• Exercise task
Copy out each line of the listing that has the word "aluminio" in it.

• Dataset entries

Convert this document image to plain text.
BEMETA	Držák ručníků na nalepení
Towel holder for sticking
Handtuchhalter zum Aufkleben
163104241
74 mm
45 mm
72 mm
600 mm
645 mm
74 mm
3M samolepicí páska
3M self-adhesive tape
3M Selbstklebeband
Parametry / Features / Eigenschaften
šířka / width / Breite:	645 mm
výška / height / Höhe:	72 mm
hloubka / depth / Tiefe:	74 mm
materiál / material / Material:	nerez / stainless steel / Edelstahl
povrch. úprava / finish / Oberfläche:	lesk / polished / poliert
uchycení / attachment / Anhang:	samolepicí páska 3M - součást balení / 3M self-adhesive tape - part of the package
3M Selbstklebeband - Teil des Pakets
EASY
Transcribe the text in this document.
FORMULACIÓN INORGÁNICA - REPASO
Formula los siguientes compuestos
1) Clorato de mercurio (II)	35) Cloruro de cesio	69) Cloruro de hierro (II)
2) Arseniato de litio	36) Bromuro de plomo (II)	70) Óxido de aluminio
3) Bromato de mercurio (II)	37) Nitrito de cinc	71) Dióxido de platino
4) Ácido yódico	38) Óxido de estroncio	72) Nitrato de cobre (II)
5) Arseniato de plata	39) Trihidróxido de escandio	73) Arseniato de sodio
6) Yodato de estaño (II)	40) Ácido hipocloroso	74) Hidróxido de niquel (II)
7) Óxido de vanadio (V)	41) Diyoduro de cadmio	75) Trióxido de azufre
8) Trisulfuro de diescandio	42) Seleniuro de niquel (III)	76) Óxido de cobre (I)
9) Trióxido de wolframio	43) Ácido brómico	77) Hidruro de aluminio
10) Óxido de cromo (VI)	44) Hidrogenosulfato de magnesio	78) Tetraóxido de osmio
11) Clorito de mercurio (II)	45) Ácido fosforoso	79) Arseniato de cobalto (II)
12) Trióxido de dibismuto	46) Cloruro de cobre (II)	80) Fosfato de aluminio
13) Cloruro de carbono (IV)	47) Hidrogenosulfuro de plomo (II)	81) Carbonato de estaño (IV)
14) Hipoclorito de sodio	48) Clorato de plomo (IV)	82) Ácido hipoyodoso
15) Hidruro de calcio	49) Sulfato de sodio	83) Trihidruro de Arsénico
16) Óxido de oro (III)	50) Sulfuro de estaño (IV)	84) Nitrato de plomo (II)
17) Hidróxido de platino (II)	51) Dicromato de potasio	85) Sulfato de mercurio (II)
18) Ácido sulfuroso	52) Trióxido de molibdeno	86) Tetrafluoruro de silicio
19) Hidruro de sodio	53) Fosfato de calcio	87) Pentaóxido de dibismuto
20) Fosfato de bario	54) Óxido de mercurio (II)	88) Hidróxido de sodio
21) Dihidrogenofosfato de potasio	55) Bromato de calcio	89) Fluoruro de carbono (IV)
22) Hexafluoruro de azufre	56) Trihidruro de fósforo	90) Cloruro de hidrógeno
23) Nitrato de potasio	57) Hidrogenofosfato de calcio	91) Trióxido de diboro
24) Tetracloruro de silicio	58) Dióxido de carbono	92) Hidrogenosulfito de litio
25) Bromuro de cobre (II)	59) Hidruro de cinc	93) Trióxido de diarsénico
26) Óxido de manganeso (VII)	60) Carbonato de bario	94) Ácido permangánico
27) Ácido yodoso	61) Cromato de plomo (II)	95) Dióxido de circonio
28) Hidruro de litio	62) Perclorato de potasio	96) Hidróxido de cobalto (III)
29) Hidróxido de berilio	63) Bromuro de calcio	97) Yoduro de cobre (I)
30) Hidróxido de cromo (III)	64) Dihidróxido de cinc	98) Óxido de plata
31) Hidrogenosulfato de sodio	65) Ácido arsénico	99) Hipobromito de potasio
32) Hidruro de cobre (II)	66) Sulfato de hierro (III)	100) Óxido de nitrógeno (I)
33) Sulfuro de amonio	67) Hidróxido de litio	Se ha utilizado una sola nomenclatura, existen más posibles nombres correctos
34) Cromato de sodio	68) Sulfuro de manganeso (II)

• Exercise result
2) Arseniato de litio	36) Bromuro de plomo (II)	70) Óxido de aluminio
9) Trióxido de wolframio	43) Ácido brómico	77) Hidruro de aluminio
12) Trióxido de dibismuto	46) Cloruro de cobre (II)	80) Fosfato de aluminio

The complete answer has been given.